> Available data
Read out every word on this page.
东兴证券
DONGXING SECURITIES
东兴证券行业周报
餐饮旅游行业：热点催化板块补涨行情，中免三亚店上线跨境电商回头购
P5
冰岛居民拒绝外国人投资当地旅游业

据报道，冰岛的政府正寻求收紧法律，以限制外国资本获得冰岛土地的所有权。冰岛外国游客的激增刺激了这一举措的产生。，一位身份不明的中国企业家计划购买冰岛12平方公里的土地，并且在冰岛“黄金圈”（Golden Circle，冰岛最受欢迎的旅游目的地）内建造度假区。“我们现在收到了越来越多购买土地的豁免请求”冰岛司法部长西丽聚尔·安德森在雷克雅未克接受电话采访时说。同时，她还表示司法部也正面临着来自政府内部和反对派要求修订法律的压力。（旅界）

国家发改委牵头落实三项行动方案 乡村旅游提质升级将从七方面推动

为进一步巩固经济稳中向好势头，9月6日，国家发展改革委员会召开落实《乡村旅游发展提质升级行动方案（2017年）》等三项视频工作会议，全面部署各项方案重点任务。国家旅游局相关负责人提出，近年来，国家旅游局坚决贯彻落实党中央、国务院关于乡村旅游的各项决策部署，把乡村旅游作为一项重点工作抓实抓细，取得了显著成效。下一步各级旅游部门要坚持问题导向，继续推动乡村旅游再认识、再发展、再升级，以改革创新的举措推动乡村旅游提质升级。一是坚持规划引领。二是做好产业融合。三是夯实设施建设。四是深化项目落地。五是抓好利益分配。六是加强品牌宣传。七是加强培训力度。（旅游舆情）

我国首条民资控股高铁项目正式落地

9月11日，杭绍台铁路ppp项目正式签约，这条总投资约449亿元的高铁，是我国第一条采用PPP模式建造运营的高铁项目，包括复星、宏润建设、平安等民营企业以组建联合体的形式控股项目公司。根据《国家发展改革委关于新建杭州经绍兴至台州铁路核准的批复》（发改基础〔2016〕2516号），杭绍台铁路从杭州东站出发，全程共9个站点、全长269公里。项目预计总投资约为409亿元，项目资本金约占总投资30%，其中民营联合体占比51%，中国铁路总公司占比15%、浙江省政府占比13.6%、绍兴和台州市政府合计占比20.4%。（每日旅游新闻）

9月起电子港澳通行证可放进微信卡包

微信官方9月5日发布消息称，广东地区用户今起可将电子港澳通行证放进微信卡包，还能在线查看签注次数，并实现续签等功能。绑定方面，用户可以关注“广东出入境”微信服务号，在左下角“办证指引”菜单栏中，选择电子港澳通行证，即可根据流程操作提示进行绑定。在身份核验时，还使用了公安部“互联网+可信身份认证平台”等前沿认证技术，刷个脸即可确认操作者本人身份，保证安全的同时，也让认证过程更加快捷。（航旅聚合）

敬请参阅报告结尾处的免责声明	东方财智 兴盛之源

> Aim of the task
Output all of the data above without any alteration.

> Exercise answer
Read out every word on this page.
东兴证券
DONGXING SECURITIES
东兴证券行业周报
餐饮旅游行业：热点催化板块补涨行情，中免三亚店上线跨境电商回头购
P5
冰岛居民拒绝外国人投资当地旅游业

据报道，冰岛的政府正寻求收紧法律，以限制外国资本获得冰岛土地的所有权。冰岛外国游客的激增刺激了这一举措的产生。，一位身份不明的中国企业家计划购买冰岛12平方公里的土地，并且在冰岛“黄金圈”（Golden Circle，冰岛最受欢迎的旅游目的地）内建造度假区。“我们现在收到了越来越多购买土地的豁免请求”冰岛司法部长西丽聚尔·安德森在雷克雅未克接受电话采访时说。同时，她还表示司法部也正面临着来自政府内部和反对派要求修订法律的压力。（旅界）

国家发改委牵头落实三项行动方案 乡村旅游提质升级将从七方面推动

为进一步巩固经济稳中向好势头，9月6日，国家发展改革委员会召开落实《乡村旅游发展提质升级行动方案（2017年）》等三项视频工作会议，全面部署各项方案重点任务。国家旅游局相关负责人提出，近年来，国家旅游局坚决贯彻落实党中央、国务院关于乡村旅游的各项决策部署，把乡村旅游作为一项重点工作抓实抓细，取得了显著成效。下一步各级旅游部门要坚持问题导向，继续推动乡村旅游再认识、再发展、再升级，以改革创新的举措推动乡村旅游提质升级。一是坚持规划引领。二是做好产业融合。三是夯实设施建设。四是深化项目落地。五是抓好利益分配。六是加强品牌宣传。七是加强培训力度。（旅游舆情）

我国首条民资控股高铁项目正式落地

9月11日，杭绍台铁路ppp项目正式签约，这条总投资约449亿元的高铁，是我国第一条采用PPP模式建造运营的高铁项目，包括复星、宏润建设、平安等民营企业以组建联合体的形式控股项目公司。根据《国家发展改革委关于新建杭州经绍兴至台州铁路核准的批复》（发改基础〔2016〕2516号），杭绍台铁路从杭州东站出发，全程共9个站点、全长269公里。项目预计总投资约为409亿元，项目资本金约占总投资30%，其中民营联合体占比51%，中国铁路总公司占比15%、浙江省政府占比13.6%、绍兴和台州市政府合计占比20.4%。（每日旅游新闻）

9月起电子港澳通行证可放进微信卡包

微信官方9月5日发布消息称，广东地区用户今起可将电子港澳通行证放进微信卡包，还能在线查看签注次数，并实现续签等功能。绑定方面，用户可以关注“广东出入境”微信服务号，在左下角“办证指引”菜单栏中，选择电子港澳通行证，即可根据流程操作提示进行绑定。在身份核验时，还使用了公安部“互联网+可信身份认证平台”等前沿认证技术，刷个脸即可确认操作者本人身份，保证安全的同时，也让认证过程更加快捷。（航旅聚合）

敬请参阅报告结尾处的免责声明	东方财智 兴盛之源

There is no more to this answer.